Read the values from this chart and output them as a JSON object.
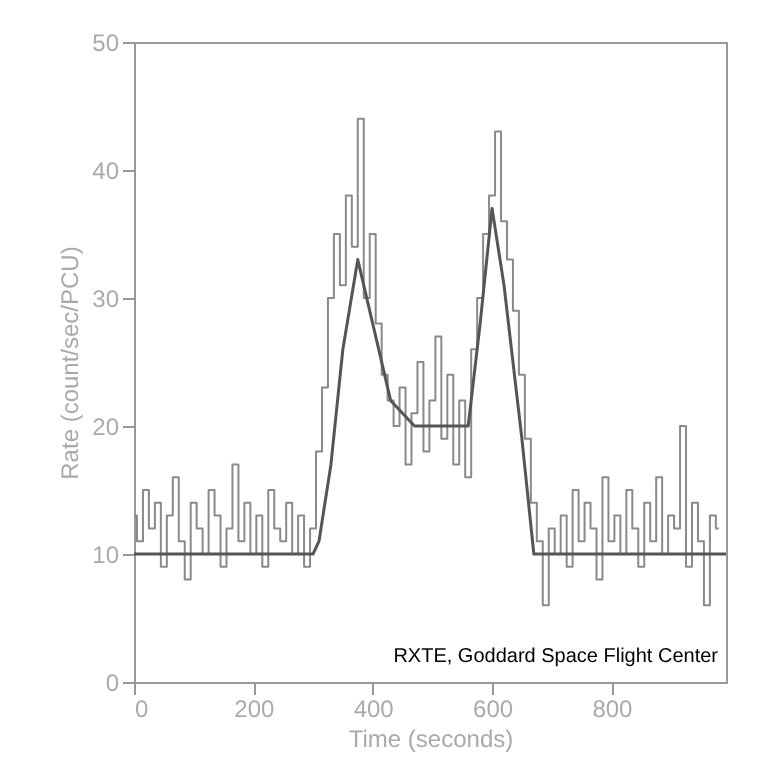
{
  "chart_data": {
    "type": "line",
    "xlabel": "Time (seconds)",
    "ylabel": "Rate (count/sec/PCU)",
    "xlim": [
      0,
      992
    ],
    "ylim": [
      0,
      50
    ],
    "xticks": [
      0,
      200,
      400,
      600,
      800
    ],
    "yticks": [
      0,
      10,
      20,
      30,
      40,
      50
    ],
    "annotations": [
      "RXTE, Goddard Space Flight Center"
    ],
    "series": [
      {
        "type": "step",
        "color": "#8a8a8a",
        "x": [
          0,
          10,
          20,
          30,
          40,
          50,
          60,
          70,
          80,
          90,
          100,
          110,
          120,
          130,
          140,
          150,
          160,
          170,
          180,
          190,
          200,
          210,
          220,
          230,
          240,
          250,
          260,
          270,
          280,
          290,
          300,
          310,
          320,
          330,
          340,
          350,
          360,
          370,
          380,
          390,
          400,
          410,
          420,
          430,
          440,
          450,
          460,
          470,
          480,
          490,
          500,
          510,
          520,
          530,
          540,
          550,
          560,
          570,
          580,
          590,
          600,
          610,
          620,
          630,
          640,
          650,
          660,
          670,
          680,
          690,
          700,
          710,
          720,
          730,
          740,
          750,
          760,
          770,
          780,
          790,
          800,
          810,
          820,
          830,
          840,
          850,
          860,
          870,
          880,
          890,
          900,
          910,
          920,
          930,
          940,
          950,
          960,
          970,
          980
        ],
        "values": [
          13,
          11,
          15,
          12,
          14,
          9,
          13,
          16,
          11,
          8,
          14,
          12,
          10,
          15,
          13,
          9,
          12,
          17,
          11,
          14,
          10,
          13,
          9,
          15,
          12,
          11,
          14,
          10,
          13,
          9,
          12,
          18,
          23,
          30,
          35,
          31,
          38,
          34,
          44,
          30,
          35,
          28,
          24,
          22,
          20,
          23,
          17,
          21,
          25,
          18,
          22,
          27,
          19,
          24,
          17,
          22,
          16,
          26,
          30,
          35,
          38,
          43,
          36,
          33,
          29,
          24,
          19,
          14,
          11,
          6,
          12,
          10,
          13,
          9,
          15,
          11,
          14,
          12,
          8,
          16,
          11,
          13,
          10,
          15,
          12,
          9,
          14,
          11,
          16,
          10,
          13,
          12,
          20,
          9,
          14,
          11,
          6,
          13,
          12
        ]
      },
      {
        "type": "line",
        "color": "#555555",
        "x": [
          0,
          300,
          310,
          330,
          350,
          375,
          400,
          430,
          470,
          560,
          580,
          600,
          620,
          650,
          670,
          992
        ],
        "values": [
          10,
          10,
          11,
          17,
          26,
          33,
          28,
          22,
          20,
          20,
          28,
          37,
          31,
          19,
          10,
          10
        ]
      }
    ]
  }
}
◆ ◆ ◆
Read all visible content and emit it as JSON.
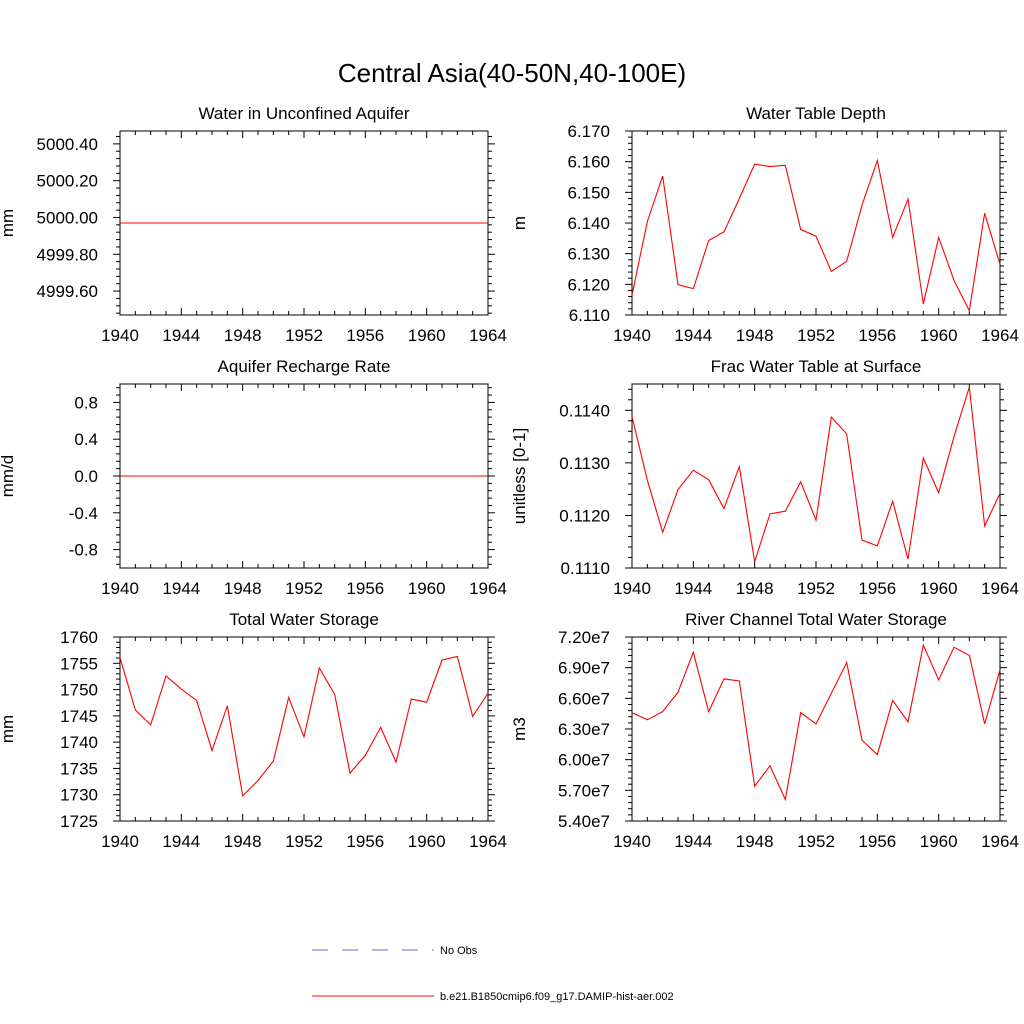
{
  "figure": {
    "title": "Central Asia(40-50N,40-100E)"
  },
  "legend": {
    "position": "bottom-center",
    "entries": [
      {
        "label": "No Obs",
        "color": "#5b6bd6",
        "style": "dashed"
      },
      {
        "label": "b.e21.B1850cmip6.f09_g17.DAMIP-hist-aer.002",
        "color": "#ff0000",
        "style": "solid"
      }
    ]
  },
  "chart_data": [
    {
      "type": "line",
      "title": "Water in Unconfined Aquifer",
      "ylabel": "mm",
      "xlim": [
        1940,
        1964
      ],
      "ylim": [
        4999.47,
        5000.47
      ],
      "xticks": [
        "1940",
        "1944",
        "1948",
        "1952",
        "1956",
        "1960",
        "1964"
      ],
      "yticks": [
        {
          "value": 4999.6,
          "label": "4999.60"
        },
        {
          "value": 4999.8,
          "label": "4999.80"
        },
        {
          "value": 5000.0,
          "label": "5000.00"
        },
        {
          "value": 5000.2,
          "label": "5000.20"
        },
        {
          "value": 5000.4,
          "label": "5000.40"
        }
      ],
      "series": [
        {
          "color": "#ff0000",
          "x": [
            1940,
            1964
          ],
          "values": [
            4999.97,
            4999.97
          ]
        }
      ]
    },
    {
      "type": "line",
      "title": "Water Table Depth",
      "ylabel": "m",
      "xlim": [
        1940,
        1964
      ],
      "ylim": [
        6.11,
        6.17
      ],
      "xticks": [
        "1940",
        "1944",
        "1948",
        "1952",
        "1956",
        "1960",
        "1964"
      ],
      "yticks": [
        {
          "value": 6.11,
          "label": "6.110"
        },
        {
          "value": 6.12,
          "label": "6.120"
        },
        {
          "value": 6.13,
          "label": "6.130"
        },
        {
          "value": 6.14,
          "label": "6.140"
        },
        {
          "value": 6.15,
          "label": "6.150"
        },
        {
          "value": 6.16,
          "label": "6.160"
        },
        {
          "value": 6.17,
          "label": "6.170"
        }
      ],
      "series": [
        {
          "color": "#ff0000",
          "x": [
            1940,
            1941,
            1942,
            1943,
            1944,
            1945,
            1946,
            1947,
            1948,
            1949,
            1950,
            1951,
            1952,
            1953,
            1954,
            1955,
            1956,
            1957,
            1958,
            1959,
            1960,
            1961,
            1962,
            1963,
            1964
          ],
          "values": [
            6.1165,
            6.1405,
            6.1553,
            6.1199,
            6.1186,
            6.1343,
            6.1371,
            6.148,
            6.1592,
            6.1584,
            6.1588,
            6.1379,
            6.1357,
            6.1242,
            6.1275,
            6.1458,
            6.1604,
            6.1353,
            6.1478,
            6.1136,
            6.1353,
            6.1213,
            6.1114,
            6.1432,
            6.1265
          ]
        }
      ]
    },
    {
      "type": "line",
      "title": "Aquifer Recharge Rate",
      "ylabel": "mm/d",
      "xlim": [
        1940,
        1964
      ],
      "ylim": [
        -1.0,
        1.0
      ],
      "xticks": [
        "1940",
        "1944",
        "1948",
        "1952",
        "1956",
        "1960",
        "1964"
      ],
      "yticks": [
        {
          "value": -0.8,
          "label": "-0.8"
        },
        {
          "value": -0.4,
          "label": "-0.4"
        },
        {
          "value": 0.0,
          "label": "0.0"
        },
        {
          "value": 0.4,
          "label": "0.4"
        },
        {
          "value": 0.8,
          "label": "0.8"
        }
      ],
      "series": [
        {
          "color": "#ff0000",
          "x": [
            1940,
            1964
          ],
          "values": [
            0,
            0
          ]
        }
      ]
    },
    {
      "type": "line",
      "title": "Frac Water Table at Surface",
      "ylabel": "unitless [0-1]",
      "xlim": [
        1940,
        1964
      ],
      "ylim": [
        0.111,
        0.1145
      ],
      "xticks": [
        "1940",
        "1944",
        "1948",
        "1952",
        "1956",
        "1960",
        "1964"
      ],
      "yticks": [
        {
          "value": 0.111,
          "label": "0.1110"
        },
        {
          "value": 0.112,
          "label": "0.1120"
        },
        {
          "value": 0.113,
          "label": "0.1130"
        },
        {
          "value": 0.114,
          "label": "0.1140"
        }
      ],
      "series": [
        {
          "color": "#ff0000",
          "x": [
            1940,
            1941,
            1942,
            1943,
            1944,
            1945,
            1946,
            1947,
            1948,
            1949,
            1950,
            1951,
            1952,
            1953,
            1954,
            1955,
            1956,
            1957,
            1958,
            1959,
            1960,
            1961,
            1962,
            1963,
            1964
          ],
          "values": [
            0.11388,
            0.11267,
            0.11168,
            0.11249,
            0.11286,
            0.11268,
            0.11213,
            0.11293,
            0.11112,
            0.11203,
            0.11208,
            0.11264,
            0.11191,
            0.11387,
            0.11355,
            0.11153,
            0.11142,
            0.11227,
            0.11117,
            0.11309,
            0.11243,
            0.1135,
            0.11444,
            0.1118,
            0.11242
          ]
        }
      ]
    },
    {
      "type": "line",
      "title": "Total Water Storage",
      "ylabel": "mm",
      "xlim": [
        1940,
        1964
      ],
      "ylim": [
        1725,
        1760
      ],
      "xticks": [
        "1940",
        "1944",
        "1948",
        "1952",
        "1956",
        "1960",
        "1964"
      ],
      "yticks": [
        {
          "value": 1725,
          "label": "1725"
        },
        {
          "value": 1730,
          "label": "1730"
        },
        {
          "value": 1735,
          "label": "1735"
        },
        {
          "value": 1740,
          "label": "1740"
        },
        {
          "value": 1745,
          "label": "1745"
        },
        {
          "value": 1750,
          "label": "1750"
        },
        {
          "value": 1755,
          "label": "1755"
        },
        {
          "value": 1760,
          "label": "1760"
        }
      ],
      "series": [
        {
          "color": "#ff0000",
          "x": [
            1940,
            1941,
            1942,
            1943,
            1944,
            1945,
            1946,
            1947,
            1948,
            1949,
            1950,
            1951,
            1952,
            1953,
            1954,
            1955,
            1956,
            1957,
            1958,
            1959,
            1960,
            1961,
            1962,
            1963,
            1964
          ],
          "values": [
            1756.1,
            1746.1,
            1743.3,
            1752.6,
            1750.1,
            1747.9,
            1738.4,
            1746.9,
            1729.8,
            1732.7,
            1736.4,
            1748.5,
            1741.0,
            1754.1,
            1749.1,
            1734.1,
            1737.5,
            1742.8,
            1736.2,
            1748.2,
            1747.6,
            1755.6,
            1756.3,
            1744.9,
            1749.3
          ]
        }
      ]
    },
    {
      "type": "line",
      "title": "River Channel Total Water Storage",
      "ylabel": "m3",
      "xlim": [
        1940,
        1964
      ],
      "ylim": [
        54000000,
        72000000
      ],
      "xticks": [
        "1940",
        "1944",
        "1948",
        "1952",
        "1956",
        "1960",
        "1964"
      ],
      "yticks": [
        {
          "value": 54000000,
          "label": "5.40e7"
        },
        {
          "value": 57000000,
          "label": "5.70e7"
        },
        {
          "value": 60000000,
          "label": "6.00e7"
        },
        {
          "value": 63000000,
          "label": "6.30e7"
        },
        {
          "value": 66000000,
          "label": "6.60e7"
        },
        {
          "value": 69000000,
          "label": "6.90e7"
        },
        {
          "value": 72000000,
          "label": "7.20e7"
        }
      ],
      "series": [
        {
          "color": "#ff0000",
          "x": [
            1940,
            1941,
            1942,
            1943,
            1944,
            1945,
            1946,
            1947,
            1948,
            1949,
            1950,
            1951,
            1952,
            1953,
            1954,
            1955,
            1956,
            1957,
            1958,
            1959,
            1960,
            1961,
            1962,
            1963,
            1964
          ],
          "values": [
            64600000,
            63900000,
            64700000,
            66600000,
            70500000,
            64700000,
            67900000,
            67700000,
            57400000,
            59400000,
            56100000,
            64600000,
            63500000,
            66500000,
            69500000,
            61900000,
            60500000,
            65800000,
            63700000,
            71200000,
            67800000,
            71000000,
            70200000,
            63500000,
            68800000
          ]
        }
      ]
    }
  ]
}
◆ ◆ ◆
* EXERCISE
Copy every line of the listing that includes the string "Storage".

* TASK OUTPUT
      "title": "Total Water Storage",
      "title": "River Channel Total Water Storage",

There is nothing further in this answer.